## BEGIN
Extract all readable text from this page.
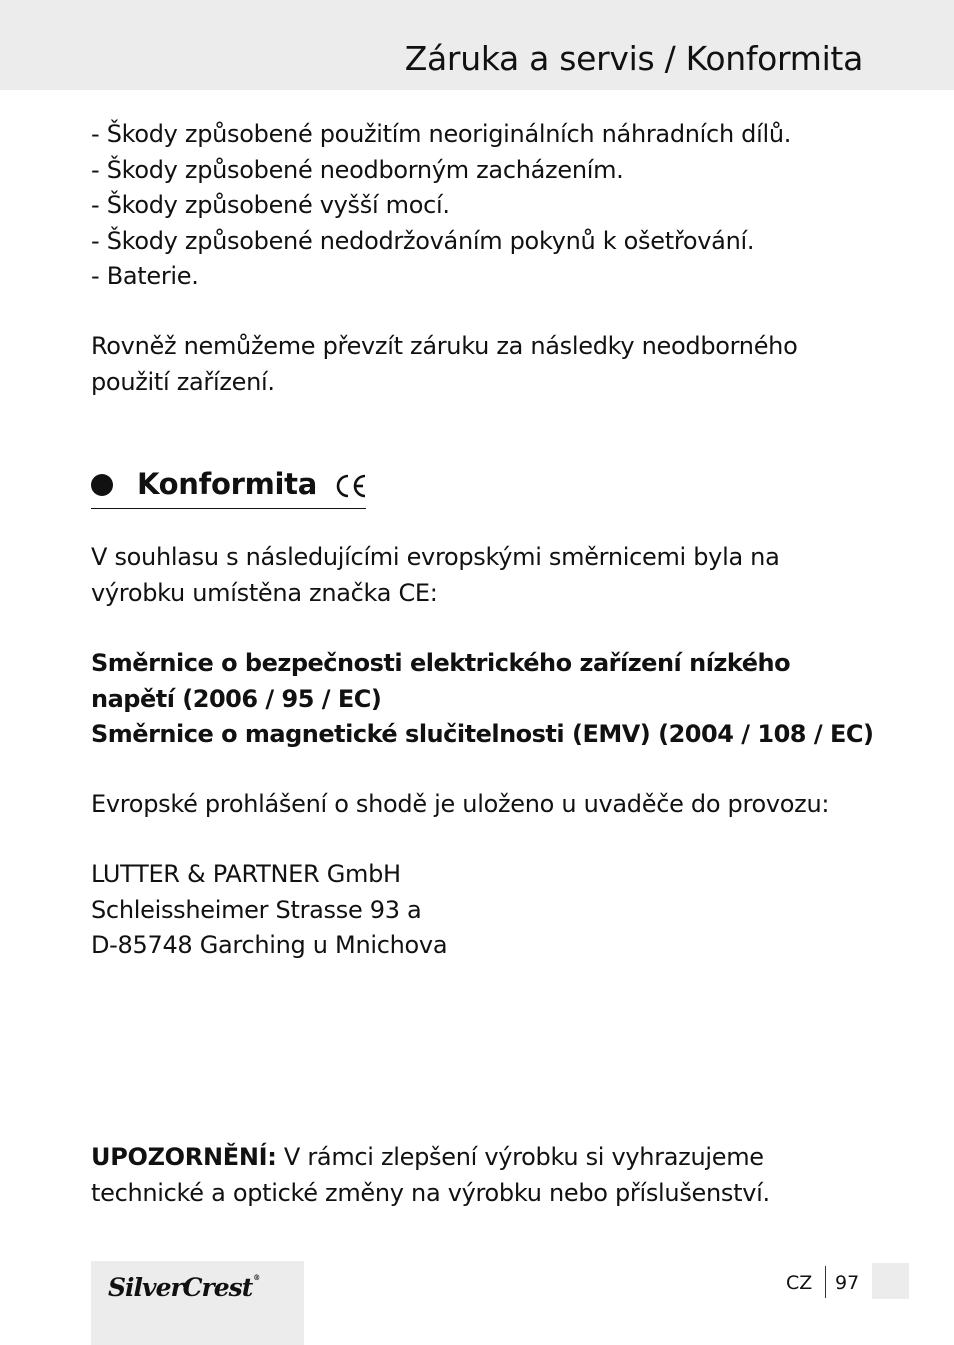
Záruka a servis / Konformita
- Škody způsobené použitím neoriginálních náhradních dílů.
- Škody způsobené neodborným zacházením.
- Škody způsobené vyšší mocí.
- Škody způsobené nedodržováním pokynů k ošetřování.
- Baterie.
Rovněž nemůžeme převzít záruku za následky neodborného použití zařízení.
Konformita
V souhlasu s následujícími evropskými směrnicemi byla na výrobku umístěna značka CE:
Směrnice o bezpečnosti elektrického zařízení nízkého
napětí (2006 / 95 / EC)
Směrnice o magnetické slučitelnosti (EMV) (2004 / 108 / EC)
Evropské prohlášení o shodě je uloženo u uvaděče do provozu:
LUTTER & PARTNER GmbH
Schleissheimer Strasse 93 a
D-85748 Garching u Mnichova
UPOZORNĚNÍ: V rámci zlepšení výrobku si vyhrazujeme technické a optické změny na výrobku nebo příslušenství.
SilverCrest®	CZ 97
## END
Scan the records above for the string "způsobené", then report every line that contains it.

- Škody způsobené použitím neoriginálních náhradních dílů.
- Škody způsobené neodborným zacházením.
- Škody způsobené vyšší mocí.
- Škody způsobené nedodržováním pokynů k ošetřování.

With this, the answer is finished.